▸ **Exercise brief**:
Repeat the entire listing exactly as written.

[Dataset items]
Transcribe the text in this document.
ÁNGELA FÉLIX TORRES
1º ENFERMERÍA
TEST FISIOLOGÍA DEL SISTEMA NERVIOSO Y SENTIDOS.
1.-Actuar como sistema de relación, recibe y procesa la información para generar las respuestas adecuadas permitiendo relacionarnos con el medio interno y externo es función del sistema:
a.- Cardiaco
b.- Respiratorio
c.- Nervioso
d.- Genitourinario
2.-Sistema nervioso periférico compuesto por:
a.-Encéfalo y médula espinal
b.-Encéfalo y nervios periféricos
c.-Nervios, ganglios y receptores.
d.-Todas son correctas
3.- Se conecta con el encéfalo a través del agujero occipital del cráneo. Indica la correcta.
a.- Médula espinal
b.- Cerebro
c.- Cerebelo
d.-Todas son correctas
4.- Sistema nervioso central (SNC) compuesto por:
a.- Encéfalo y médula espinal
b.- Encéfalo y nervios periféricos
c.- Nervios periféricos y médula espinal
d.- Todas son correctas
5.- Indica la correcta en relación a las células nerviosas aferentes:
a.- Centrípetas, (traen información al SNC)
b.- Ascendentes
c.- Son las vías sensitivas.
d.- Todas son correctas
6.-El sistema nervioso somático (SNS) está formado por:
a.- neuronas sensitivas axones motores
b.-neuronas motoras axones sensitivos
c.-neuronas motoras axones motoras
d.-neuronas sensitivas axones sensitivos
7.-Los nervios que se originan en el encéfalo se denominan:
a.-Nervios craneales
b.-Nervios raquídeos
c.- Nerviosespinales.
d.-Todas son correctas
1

▸ **Exercise solution**:
Transcribe the text in this document.
ÁNGELA FÉLIX TORRES
1º ENFERMERÍA
TEST FISIOLOGÍA DEL SISTEMA NERVIOSO Y SENTIDOS.
1.-Actuar como sistema de relación, recibe y procesa la información para generar las respuestas adecuadas permitiendo relacionarnos con el medio interno y externo es función del sistema:
a.- Cardiaco
b.- Respiratorio
c.- Nervioso
d.- Genitourinario
2.-Sistema nervioso periférico compuesto por:
a.-Encéfalo y médula espinal
b.-Encéfalo y nervios periféricos
c.-Nervios, ganglios y receptores.
d.-Todas son correctas
3.- Se conecta con el encéfalo a través del agujero occipital del cráneo. Indica la correcta.
a.- Médula espinal
b.- Cerebro
c.- Cerebelo
d.-Todas son correctas
4.- Sistema nervioso central (SNC) compuesto por:
a.- Encéfalo y médula espinal
b.- Encéfalo y nervios periféricos
c.- Nervios periféricos y médula espinal
d.- Todas son correctas
5.- Indica la correcta en relación a las células nerviosas aferentes:
a.- Centrípetas, (traen información al SNC)
b.- Ascendentes
c.- Son las vías sensitivas.
d.- Todas son correctas
6.-El sistema nervioso somático (SNS) está formado por:
a.- neuronas sensitivas axones motores
b.-neuronas motoras axones sensitivos
c.-neuronas motoras axones motoras
d.-neuronas sensitivas axones sensitivos
7.-Los nervios que se originan en el encéfalo se denominan:
a.-Nervios craneales
b.-Nervios raquídeos
c.- Nerviosespinales.
d.-Todas son correctas
1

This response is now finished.